- The input

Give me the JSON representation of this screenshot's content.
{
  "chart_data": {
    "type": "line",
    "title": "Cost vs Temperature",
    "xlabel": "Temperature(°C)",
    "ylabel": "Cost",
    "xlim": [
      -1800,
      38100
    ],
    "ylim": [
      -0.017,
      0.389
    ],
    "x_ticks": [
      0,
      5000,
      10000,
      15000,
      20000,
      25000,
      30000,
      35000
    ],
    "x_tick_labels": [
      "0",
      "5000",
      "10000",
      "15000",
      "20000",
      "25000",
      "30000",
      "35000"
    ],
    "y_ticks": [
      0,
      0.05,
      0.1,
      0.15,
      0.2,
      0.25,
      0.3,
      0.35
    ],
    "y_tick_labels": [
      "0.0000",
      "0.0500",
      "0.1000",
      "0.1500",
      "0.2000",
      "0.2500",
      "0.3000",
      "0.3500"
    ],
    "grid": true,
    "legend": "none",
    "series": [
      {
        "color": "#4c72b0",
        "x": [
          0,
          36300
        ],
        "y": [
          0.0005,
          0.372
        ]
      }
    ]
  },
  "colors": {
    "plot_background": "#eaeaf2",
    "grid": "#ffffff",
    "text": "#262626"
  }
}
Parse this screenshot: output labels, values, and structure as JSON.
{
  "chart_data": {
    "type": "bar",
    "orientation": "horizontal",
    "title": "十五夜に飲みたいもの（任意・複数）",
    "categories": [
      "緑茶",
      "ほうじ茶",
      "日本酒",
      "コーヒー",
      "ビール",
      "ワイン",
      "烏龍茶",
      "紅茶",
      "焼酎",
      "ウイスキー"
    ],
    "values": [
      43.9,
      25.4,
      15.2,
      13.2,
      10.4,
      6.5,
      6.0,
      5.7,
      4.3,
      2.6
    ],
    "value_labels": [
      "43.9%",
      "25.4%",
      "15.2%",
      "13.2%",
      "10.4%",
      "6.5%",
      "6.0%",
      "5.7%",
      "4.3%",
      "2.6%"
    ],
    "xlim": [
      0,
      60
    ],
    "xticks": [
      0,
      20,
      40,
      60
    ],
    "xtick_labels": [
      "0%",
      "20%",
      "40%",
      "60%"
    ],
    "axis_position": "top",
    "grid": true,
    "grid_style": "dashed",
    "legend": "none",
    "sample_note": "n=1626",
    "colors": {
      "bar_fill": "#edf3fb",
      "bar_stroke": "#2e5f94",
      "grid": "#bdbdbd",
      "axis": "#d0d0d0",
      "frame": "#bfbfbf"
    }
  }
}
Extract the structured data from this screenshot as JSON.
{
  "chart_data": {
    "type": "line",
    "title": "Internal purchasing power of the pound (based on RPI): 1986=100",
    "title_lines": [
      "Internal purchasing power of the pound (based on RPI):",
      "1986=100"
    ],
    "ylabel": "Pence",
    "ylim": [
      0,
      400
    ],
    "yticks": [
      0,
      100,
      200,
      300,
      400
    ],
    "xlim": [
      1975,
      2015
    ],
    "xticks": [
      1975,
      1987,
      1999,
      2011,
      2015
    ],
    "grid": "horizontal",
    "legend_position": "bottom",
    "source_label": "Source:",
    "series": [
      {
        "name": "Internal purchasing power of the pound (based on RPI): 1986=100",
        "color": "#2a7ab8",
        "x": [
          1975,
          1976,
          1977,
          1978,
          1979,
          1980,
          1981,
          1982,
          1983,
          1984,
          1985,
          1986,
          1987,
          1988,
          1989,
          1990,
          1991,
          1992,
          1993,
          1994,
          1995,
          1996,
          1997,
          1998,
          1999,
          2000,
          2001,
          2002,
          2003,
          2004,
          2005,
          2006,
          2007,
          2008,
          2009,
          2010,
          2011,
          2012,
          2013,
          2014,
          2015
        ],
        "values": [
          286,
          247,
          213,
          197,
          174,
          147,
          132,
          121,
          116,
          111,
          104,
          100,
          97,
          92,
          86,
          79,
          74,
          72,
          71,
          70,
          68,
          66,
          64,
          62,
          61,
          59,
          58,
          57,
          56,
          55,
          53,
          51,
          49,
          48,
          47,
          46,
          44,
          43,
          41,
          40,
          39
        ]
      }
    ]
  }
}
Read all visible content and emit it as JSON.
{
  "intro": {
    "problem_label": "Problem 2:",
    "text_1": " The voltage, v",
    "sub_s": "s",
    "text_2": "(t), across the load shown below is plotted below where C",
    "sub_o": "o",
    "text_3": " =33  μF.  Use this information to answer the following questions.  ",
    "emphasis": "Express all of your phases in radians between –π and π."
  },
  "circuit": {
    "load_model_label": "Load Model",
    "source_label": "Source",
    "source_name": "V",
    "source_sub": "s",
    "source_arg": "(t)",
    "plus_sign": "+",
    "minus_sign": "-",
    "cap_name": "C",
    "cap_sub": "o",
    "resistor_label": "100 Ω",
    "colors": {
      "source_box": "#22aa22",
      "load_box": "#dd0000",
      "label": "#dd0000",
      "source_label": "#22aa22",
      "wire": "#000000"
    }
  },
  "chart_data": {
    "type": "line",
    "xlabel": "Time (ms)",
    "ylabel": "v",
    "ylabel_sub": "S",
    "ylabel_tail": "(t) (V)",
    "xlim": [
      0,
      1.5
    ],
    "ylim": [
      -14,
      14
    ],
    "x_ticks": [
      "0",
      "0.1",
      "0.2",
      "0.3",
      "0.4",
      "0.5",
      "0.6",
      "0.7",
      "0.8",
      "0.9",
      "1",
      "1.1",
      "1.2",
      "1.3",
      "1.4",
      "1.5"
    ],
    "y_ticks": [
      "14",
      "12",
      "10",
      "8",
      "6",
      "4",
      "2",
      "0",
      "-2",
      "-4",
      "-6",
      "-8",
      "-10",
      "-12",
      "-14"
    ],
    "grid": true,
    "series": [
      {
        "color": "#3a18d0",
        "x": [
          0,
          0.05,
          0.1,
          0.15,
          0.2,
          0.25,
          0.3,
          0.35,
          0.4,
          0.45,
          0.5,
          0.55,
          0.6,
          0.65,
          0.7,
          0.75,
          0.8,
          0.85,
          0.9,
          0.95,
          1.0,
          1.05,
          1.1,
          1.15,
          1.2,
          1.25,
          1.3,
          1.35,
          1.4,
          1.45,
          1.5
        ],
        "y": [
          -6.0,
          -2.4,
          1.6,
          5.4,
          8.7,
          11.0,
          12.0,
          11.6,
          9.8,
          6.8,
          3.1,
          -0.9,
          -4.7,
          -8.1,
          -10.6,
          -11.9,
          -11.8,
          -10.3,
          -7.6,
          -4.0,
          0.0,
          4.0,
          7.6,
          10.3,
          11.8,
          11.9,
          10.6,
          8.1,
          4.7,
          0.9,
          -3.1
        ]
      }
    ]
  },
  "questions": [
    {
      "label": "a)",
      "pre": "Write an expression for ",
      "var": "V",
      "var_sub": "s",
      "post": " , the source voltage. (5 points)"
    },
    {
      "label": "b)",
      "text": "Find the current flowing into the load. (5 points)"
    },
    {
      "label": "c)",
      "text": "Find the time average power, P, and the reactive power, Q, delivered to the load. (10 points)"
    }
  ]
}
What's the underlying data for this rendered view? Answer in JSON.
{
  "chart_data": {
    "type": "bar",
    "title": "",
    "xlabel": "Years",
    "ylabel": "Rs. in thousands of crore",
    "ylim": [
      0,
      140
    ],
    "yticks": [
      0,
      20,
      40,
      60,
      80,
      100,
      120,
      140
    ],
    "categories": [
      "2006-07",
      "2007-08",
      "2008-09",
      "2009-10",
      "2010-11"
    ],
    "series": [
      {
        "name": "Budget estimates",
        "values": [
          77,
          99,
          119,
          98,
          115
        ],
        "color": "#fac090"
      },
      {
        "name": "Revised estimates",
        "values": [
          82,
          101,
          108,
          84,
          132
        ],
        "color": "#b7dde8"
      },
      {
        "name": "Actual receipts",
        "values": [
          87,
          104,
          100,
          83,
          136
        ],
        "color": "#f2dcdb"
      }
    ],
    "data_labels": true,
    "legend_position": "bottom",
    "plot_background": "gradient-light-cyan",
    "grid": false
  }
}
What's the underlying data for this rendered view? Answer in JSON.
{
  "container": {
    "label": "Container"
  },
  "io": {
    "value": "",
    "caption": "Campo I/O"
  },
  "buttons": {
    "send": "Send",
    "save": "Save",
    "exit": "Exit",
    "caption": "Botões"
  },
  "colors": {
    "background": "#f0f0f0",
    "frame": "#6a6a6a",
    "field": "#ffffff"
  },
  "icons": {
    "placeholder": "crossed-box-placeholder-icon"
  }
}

- Written instruction
Using the listing, collect all lines in which the string "xlabel" is found.

- Result for this task
    "xlabel": "Temperature(°C)",
    "xlabel": "Time (ms)",
    "xlabel": "Years",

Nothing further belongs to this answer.